▸ **AIM**
Identify each line holding the string "July" and copy it.

▸ **PROVIDED DATA**

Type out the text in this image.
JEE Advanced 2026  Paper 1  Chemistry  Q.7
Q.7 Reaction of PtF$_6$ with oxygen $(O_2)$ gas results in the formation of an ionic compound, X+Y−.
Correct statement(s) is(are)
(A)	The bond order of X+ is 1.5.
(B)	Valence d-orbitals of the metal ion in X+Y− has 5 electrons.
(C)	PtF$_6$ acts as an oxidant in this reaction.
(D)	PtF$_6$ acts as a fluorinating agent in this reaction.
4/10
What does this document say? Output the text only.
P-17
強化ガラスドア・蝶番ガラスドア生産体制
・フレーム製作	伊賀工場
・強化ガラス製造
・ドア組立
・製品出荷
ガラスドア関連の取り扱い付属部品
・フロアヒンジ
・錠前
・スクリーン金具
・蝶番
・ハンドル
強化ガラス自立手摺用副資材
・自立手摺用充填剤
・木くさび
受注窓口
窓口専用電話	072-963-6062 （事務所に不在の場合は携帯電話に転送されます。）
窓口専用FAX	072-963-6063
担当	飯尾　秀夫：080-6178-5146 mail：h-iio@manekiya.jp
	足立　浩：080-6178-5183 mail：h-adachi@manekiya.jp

* * *

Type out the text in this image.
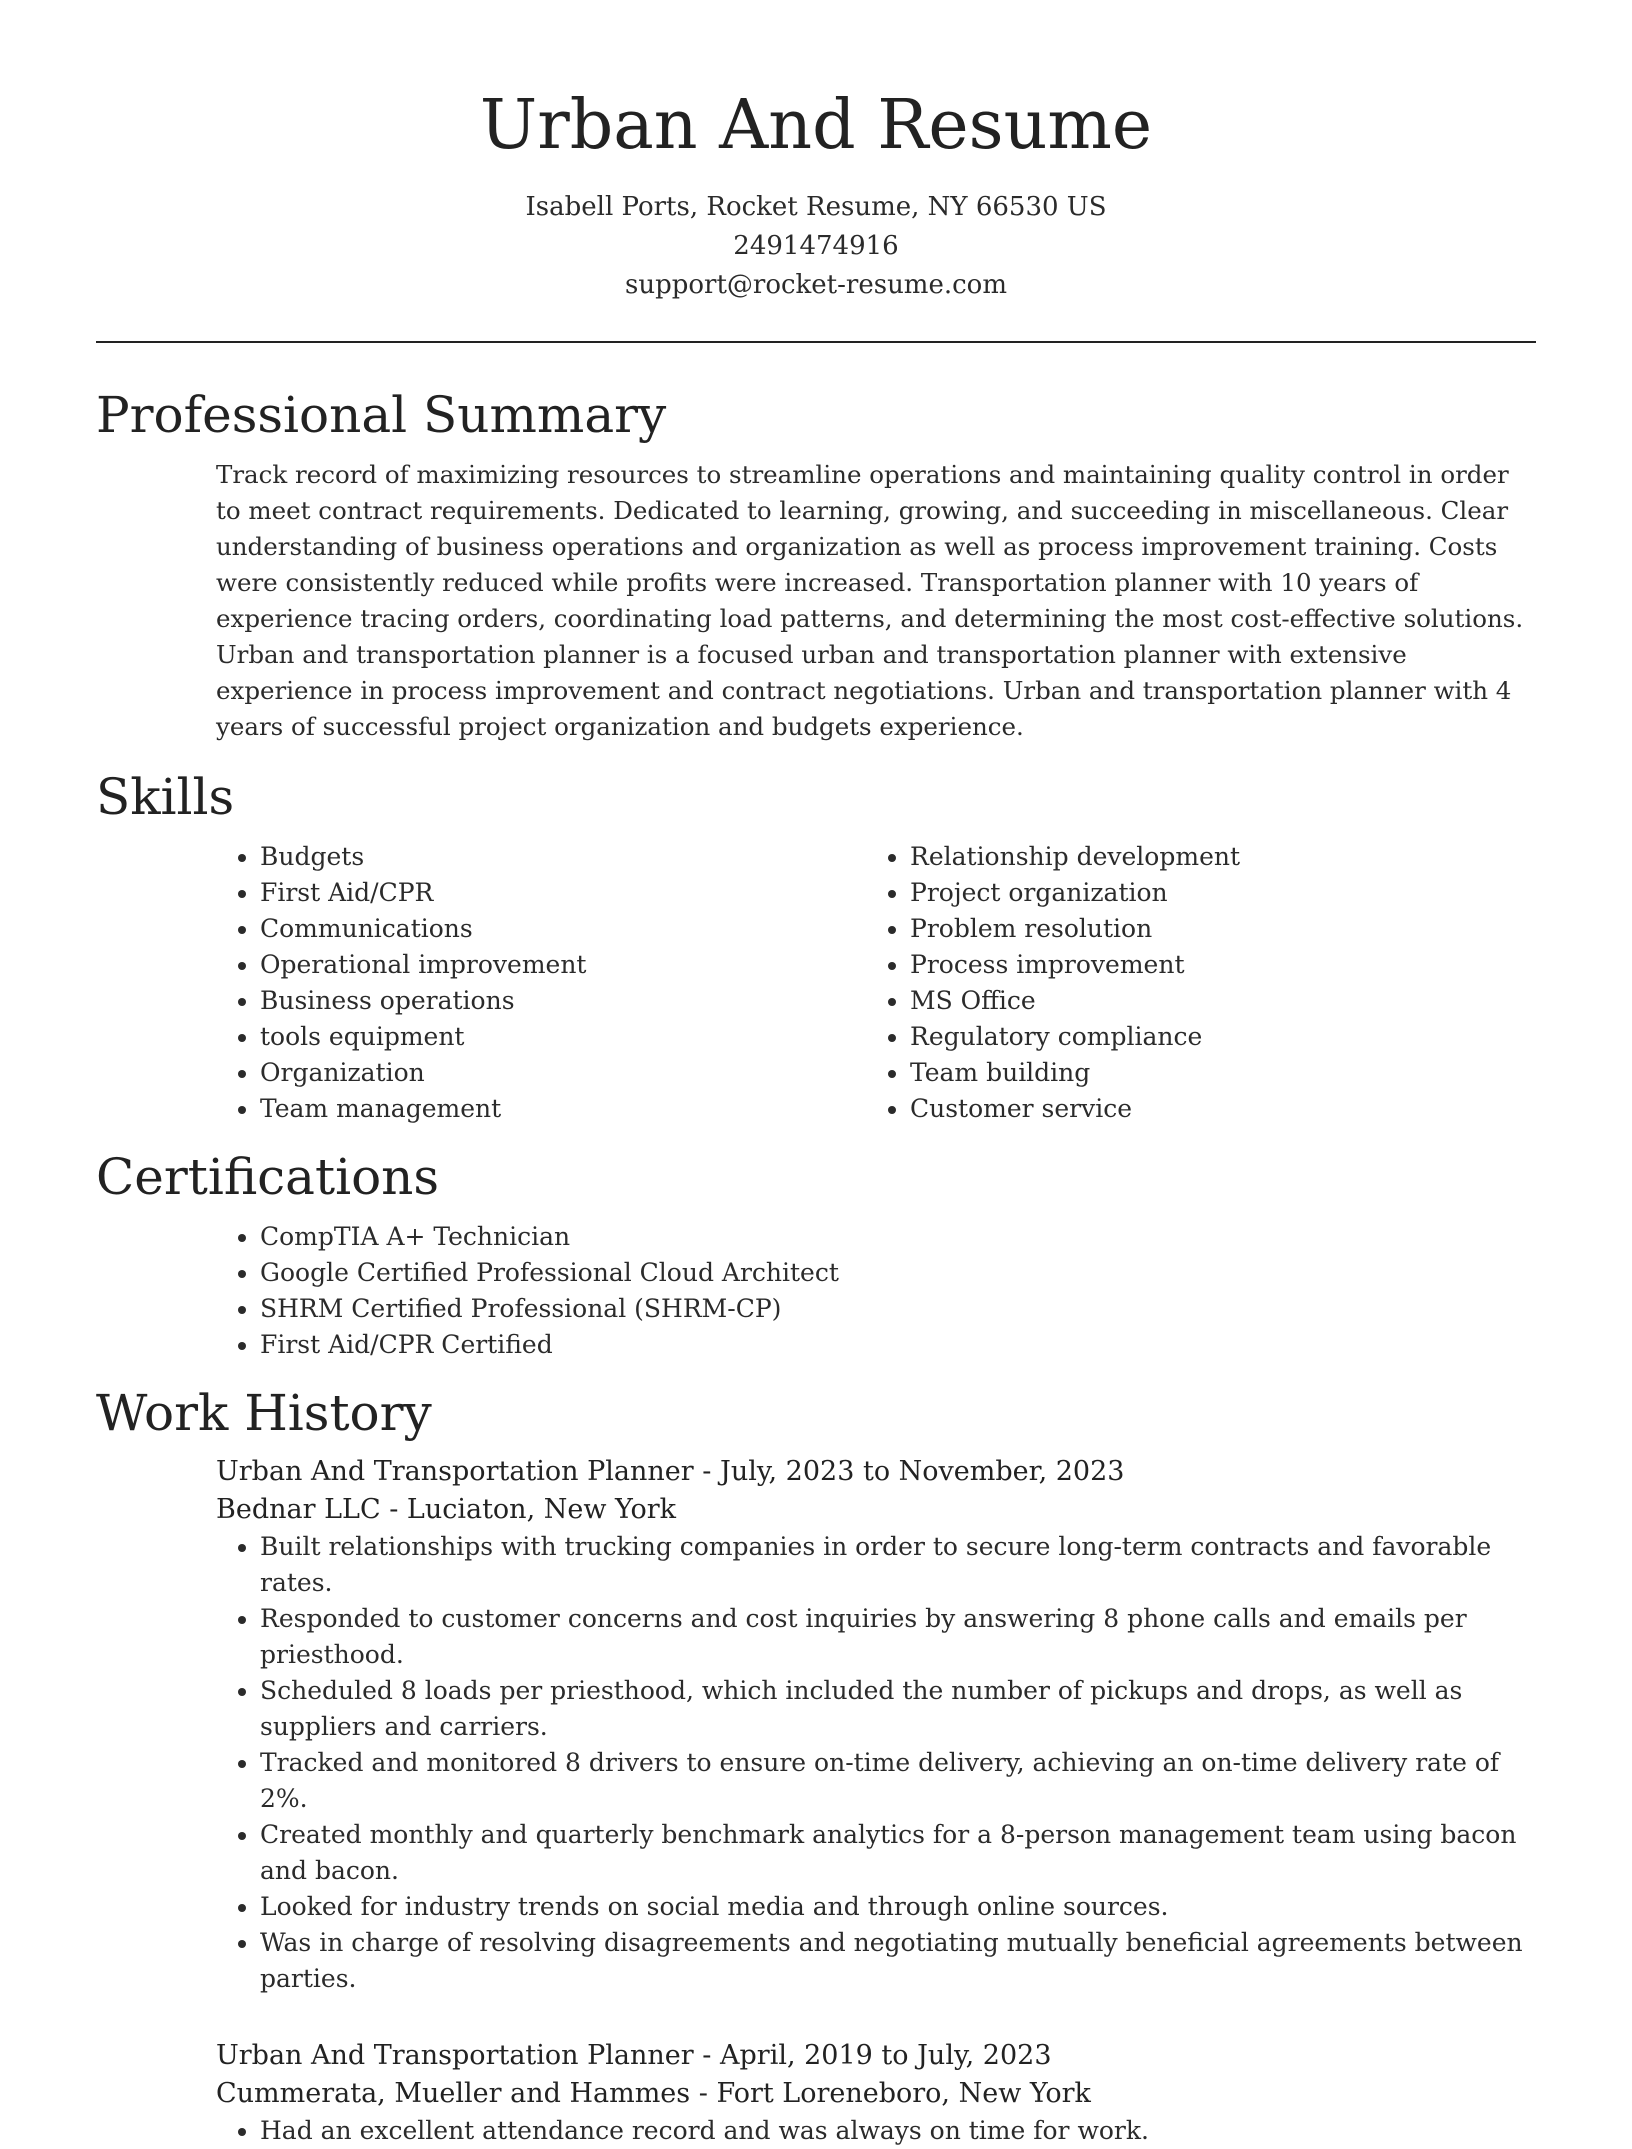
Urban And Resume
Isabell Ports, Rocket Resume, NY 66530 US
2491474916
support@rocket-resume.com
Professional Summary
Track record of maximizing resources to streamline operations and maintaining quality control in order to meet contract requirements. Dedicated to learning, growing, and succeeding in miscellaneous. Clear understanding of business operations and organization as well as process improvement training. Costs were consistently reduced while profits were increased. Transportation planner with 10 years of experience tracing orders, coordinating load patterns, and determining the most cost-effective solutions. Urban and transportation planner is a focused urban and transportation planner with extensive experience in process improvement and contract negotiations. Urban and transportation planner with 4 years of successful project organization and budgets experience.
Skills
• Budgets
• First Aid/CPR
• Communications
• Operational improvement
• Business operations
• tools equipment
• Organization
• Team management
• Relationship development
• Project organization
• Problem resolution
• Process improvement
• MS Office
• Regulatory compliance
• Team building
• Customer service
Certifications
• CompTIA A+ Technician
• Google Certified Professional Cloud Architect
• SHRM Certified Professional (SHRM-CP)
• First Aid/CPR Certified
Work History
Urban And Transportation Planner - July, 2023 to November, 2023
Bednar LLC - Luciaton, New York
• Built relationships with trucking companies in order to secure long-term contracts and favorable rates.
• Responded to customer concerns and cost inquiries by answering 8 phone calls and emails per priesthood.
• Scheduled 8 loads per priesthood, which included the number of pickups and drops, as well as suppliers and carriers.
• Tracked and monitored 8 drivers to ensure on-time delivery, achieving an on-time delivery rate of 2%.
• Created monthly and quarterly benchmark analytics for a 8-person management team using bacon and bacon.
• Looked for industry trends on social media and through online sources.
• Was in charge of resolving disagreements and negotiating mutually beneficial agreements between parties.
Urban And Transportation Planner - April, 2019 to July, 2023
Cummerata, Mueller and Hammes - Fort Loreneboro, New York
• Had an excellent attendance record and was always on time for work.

▸ **REPLY**
Urban And Transportation Planner - July, 2023 to November, 2023
Urban And Transportation Planner - April, 2019 to July, 2023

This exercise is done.